| TASK |
Each record below must be returned exactly as shown.

| Stored records |
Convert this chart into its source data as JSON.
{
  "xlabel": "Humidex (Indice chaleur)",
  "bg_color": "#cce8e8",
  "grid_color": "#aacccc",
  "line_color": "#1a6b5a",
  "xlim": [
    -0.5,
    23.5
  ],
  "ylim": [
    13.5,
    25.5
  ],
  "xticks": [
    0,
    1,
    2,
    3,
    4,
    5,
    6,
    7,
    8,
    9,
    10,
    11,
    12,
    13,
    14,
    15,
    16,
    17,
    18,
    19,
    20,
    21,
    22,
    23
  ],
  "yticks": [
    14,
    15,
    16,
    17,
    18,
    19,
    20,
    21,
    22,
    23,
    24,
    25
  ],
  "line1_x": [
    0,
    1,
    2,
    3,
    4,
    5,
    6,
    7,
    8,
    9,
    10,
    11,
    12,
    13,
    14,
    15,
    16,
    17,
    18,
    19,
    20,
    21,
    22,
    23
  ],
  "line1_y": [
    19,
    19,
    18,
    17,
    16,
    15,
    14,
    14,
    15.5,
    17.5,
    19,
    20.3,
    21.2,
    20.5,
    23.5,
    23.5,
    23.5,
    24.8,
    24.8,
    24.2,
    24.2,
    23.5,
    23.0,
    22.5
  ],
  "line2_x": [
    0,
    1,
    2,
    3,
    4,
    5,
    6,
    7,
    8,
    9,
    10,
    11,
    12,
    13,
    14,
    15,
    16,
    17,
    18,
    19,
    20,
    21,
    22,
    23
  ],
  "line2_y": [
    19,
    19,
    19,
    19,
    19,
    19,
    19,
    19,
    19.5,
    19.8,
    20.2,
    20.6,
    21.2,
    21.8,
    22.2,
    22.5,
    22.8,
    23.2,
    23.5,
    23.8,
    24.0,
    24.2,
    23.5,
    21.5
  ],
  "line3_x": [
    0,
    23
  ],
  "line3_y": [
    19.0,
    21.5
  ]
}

| FINISHED ANSWER |
Convert this chart into its source data as JSON.
{
  "xlabel": "Humidex (Indice chaleur)",
  "bg_color": "#cce8e8",
  "grid_color": "#aacccc",
  "line_color": "#1a6b5a",
  "xlim": [
    -0.5,
    23.5
  ],
  "ylim": [
    13.5,
    25.5
  ],
  "xticks": [
    0,
    1,
    2,
    3,
    4,
    5,
    6,
    7,
    8,
    9,
    10,
    11,
    12,
    13,
    14,
    15,
    16,
    17,
    18,
    19,
    20,
    21,
    22,
    23
  ],
  "yticks": [
    14,
    15,
    16,
    17,
    18,
    19,
    20,
    21,
    22,
    23,
    24,
    25
  ],
  "line1_x": [
    0,
    1,
    2,
    3,
    4,
    5,
    6,
    7,
    8,
    9,
    10,
    11,
    12,
    13,
    14,
    15,
    16,
    17,
    18,
    19,
    20,
    21,
    22,
    23
  ],
  "line1_y": [
    19,
    19,
    18,
    17,
    16,
    15,
    14,
    14,
    15.5,
    17.5,
    19,
    20.3,
    21.2,
    20.5,
    23.5,
    23.5,
    23.5,
    24.8,
    24.8,
    24.2,
    24.2,
    23.5,
    23.0,
    22.5
  ],
  "line2_x": [
    0,
    1,
    2,
    3,
    4,
    5,
    6,
    7,
    8,
    9,
    10,
    11,
    12,
    13,
    14,
    15,
    16,
    17,
    18,
    19,
    20,
    21,
    22,
    23
  ],
  "line2_y": [
    19,
    19,
    19,
    19,
    19,
    19,
    19,
    19,
    19.5,
    19.8,
    20.2,
    20.6,
    21.2,
    21.8,
    22.2,
    22.5,
    22.8,
    23.2,
    23.5,
    23.8,
    24.0,
    24.2,
    23.5,
    21.5
  ],
  "line3_x": [
    0,
    23
  ],
  "line3_y": [
    19.0,
    21.5
  ]
}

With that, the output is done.